▸ **THE RECORDS**

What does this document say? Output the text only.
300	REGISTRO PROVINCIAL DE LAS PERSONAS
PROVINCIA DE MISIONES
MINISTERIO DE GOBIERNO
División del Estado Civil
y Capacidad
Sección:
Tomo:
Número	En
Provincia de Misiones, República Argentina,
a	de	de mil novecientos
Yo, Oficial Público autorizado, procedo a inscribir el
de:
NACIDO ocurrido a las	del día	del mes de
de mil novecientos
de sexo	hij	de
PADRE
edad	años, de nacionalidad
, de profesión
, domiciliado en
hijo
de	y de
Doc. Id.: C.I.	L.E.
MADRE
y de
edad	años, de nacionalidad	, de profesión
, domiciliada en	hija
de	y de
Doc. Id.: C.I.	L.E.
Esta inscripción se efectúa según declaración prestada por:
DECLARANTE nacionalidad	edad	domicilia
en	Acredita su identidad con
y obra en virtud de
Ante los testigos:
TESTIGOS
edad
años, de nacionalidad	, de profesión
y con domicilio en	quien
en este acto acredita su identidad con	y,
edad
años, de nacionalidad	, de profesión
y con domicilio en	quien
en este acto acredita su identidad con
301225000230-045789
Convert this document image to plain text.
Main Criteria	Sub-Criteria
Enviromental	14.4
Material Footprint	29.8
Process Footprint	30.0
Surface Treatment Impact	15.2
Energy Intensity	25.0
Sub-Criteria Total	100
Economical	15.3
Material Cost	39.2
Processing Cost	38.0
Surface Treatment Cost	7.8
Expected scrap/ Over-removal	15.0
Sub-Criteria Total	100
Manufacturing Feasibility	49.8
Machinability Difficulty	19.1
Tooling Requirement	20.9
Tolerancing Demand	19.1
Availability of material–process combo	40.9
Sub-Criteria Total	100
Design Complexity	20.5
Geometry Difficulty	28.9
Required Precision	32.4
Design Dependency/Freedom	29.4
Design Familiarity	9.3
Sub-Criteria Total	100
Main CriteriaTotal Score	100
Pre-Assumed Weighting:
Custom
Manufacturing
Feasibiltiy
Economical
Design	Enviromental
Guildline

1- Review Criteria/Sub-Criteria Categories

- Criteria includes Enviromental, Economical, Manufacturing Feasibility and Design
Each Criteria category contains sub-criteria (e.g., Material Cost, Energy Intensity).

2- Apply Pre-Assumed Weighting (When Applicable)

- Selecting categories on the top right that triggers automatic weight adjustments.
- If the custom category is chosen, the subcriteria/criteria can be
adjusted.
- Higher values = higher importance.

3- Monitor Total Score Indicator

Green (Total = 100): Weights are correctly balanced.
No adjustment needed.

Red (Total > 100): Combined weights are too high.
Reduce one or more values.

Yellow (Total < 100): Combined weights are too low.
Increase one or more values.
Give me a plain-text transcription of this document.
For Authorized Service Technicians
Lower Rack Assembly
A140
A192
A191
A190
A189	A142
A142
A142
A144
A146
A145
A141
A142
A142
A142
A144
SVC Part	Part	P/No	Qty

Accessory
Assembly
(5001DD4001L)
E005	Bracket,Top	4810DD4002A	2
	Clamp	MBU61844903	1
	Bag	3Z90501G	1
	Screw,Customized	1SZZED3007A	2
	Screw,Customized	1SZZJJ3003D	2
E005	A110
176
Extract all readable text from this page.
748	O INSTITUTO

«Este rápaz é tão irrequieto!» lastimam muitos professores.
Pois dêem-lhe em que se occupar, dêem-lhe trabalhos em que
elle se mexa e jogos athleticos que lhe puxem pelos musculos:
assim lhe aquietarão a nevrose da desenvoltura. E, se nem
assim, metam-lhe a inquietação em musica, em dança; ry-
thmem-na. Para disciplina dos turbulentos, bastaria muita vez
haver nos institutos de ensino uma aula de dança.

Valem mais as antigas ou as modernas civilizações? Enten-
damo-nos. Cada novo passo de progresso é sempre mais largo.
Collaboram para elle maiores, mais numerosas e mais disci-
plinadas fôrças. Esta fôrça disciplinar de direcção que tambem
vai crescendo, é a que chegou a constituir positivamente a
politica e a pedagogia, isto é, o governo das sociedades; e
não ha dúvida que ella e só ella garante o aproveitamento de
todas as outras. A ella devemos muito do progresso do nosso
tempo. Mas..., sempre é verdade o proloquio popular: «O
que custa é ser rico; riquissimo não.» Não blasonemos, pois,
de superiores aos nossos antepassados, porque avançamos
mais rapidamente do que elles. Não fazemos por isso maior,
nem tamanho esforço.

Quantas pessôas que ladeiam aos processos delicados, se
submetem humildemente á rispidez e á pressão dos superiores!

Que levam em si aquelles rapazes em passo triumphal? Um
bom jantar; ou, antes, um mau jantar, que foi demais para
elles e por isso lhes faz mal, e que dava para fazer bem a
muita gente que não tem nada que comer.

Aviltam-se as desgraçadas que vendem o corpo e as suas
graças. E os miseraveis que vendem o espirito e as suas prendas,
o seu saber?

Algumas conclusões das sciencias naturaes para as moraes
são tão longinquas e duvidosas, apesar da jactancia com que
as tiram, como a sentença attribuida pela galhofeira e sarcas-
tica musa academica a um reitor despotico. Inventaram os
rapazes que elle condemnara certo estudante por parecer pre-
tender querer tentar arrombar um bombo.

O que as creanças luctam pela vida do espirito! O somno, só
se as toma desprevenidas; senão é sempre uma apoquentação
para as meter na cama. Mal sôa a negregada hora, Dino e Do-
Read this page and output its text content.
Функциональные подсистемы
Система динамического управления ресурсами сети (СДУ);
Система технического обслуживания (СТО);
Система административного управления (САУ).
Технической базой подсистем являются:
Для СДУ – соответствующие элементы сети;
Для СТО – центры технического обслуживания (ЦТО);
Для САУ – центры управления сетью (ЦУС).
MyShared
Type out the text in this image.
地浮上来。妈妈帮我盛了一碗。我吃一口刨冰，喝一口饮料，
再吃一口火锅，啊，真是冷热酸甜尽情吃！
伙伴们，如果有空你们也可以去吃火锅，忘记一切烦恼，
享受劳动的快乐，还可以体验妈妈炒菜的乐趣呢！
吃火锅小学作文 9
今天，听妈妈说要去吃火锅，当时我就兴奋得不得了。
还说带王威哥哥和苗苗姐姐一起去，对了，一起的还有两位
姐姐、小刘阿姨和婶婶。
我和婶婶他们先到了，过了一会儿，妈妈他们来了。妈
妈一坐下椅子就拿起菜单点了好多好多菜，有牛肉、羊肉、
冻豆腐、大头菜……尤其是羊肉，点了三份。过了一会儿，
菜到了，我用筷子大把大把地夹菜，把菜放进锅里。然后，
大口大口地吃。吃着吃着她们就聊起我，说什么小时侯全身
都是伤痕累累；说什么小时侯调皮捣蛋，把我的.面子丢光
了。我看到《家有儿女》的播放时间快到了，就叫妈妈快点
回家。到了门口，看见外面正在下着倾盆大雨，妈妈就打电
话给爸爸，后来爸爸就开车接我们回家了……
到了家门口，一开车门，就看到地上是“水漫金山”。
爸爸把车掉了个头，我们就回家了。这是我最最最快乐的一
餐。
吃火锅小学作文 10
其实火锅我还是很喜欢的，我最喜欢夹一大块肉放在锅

▸ **WRITTEN INSTRUCTION**
Your task is to return the full listing exactly as it was given.

▸ **ANSWER**
What does this document say? Output the text only.
300	REGISTRO PROVINCIAL DE LAS PERSONAS
PROVINCIA DE MISIONES
MINISTERIO DE GOBIERNO
División del Estado Civil
y Capacidad
Sección:
Tomo:
Número	En
Provincia de Misiones, República Argentina,
a	de	de mil novecientos
Yo, Oficial Público autorizado, procedo a inscribir el
de:
NACIDO ocurrido a las	del día	del mes de
de mil novecientos
de sexo	hij	de
PADRE
edad	años, de nacionalidad
, de profesión
, domiciliado en
hijo
de	y de
Doc. Id.: C.I.	L.E.
MADRE
y de
edad	años, de nacionalidad	, de profesión
, domiciliada en	hija
de	y de
Doc. Id.: C.I.	L.E.
Esta inscripción se efectúa según declaración prestada por:
DECLARANTE nacionalidad	edad	domicilia
en	Acredita su identidad con
y obra en virtud de
Ante los testigos:
TESTIGOS
edad
años, de nacionalidad	, de profesión
y con domicilio en	quien
en este acto acredita su identidad con	y,
edad
años, de nacionalidad	, de profesión
y con domicilio en	quien
en este acto acredita su identidad con
301225000230-045789
Convert this document image to plain text.
Main Criteria	Sub-Criteria
Enviromental	14.4
Material Footprint	29.8
Process Footprint	30.0
Surface Treatment Impact	15.2
Energy Intensity	25.0
Sub-Criteria Total	100
Economical	15.3
Material Cost	39.2
Processing Cost	38.0
Surface Treatment Cost	7.8
Expected scrap/ Over-removal	15.0
Sub-Criteria Total	100
Manufacturing Feasibility	49.8
Machinability Difficulty	19.1
Tooling Requirement	20.9
Tolerancing Demand	19.1
Availability of material–process combo	40.9
Sub-Criteria Total	100
Design Complexity	20.5
Geometry Difficulty	28.9
Required Precision	32.4
Design Dependency/Freedom	29.4
Design Familiarity	9.3
Sub-Criteria Total	100
Main CriteriaTotal Score	100
Pre-Assumed Weighting:
Custom
Manufacturing
Feasibiltiy
Economical
Design	Enviromental
Guildline

1- Review Criteria/Sub-Criteria Categories

- Criteria includes Enviromental, Economical, Manufacturing Feasibility and Design
Each Criteria category contains sub-criteria (e.g., Material Cost, Energy Intensity).

2- Apply Pre-Assumed Weighting (When Applicable)

- Selecting categories on the top right that triggers automatic weight adjustments.
- If the custom category is chosen, the subcriteria/criteria can be
adjusted.
- Higher values = higher importance.

3- Monitor Total Score Indicator

Green (Total = 100): Weights are correctly balanced.
No adjustment needed.

Red (Total > 100): Combined weights are too high.
Reduce one or more values.

Yellow (Total < 100): Combined weights are too low.
Increase one or more values.
Give me a plain-text transcription of this document.
For Authorized Service Technicians
Lower Rack Assembly
A140
A192
A191
A190
A189	A142
A142
A142
A144
A146
A145
A141
A142
A142
A142
A144
SVC Part	Part	P/No	Qty

Accessory
Assembly
(5001DD4001L)
E005	Bracket,Top	4810DD4002A	2
	Clamp	MBU61844903	1
	Bag	3Z90501G	1
	Screw,Customized	1SZZED3007A	2
	Screw,Customized	1SZZJJ3003D	2
E005	A110
176
Extract all readable text from this page.
748	O INSTITUTO

«Este rápaz é tão irrequieto!» lastimam muitos professores.
Pois dêem-lhe em que se occupar, dêem-lhe trabalhos em que
elle se mexa e jogos athleticos que lhe puxem pelos musculos:
assim lhe aquietarão a nevrose da desenvoltura. E, se nem
assim, metam-lhe a inquietação em musica, em dança; ry-
thmem-na. Para disciplina dos turbulentos, bastaria muita vez
haver nos institutos de ensino uma aula de dança.

Valem mais as antigas ou as modernas civilizações? Enten-
damo-nos. Cada novo passo de progresso é sempre mais largo.
Collaboram para elle maiores, mais numerosas e mais disci-
plinadas fôrças. Esta fôrça disciplinar de direcção que tambem
vai crescendo, é a que chegou a constituir positivamente a
politica e a pedagogia, isto é, o governo das sociedades; e
não ha dúvida que ella e só ella garante o aproveitamento de
todas as outras. A ella devemos muito do progresso do nosso
tempo. Mas..., sempre é verdade o proloquio popular: «O
que custa é ser rico; riquissimo não.» Não blasonemos, pois,
de superiores aos nossos antepassados, porque avançamos
mais rapidamente do que elles. Não fazemos por isso maior,
nem tamanho esforço.

Quantas pessôas que ladeiam aos processos delicados, se
submetem humildemente á rispidez e á pressão dos superiores!

Que levam em si aquelles rapazes em passo triumphal? Um
bom jantar; ou, antes, um mau jantar, que foi demais para
elles e por isso lhes faz mal, e que dava para fazer bem a
muita gente que não tem nada que comer.

Aviltam-se as desgraçadas que vendem o corpo e as suas
graças. E os miseraveis que vendem o espirito e as suas prendas,
o seu saber?

Algumas conclusões das sciencias naturaes para as moraes
são tão longinquas e duvidosas, apesar da jactancia com que
as tiram, como a sentença attribuida pela galhofeira e sarcas-
tica musa academica a um reitor despotico. Inventaram os
rapazes que elle condemnara certo estudante por parecer pre-
tender querer tentar arrombar um bombo.

O que as creanças luctam pela vida do espirito! O somno, só
se as toma desprevenidas; senão é sempre uma apoquentação
para as meter na cama. Mal sôa a negregada hora, Dino e Do-
Read this page and output its text content.
Функциональные подсистемы
Система динамического управления ресурсами сети (СДУ);
Система технического обслуживания (СТО);
Система административного управления (САУ).
Технической базой подсистем являются:
Для СДУ – соответствующие элементы сети;
Для СТО – центры технического обслуживания (ЦТО);
Для САУ – центры управления сетью (ЦУС).
MyShared
Type out the text in this image.
地浮上来。妈妈帮我盛了一碗。我吃一口刨冰，喝一口饮料，
再吃一口火锅，啊，真是冷热酸甜尽情吃！
伙伴们，如果有空你们也可以去吃火锅，忘记一切烦恼，
享受劳动的快乐，还可以体验妈妈炒菜的乐趣呢！
吃火锅小学作文 9
今天，听妈妈说要去吃火锅，当时我就兴奋得不得了。
还说带王威哥哥和苗苗姐姐一起去，对了，一起的还有两位
姐姐、小刘阿姨和婶婶。
我和婶婶他们先到了，过了一会儿，妈妈他们来了。妈
妈一坐下椅子就拿起菜单点了好多好多菜，有牛肉、羊肉、
冻豆腐、大头菜……尤其是羊肉，点了三份。过了一会儿，
菜到了，我用筷子大把大把地夹菜，把菜放进锅里。然后，
大口大口地吃。吃着吃着她们就聊起我，说什么小时侯全身
都是伤痕累累；说什么小时侯调皮捣蛋，把我的.面子丢光
了。我看到《家有儿女》的播放时间快到了，就叫妈妈快点
回家。到了门口，看见外面正在下着倾盆大雨，妈妈就打电
话给爸爸，后来爸爸就开车接我们回家了……
到了家门口，一开车门，就看到地上是“水漫金山”。
爸爸把车掉了个头，我们就回家了。这是我最最最快乐的一
餐。
吃火锅小学作文 10
其实火锅我还是很喜欢的，我最喜欢夹一大块肉放在锅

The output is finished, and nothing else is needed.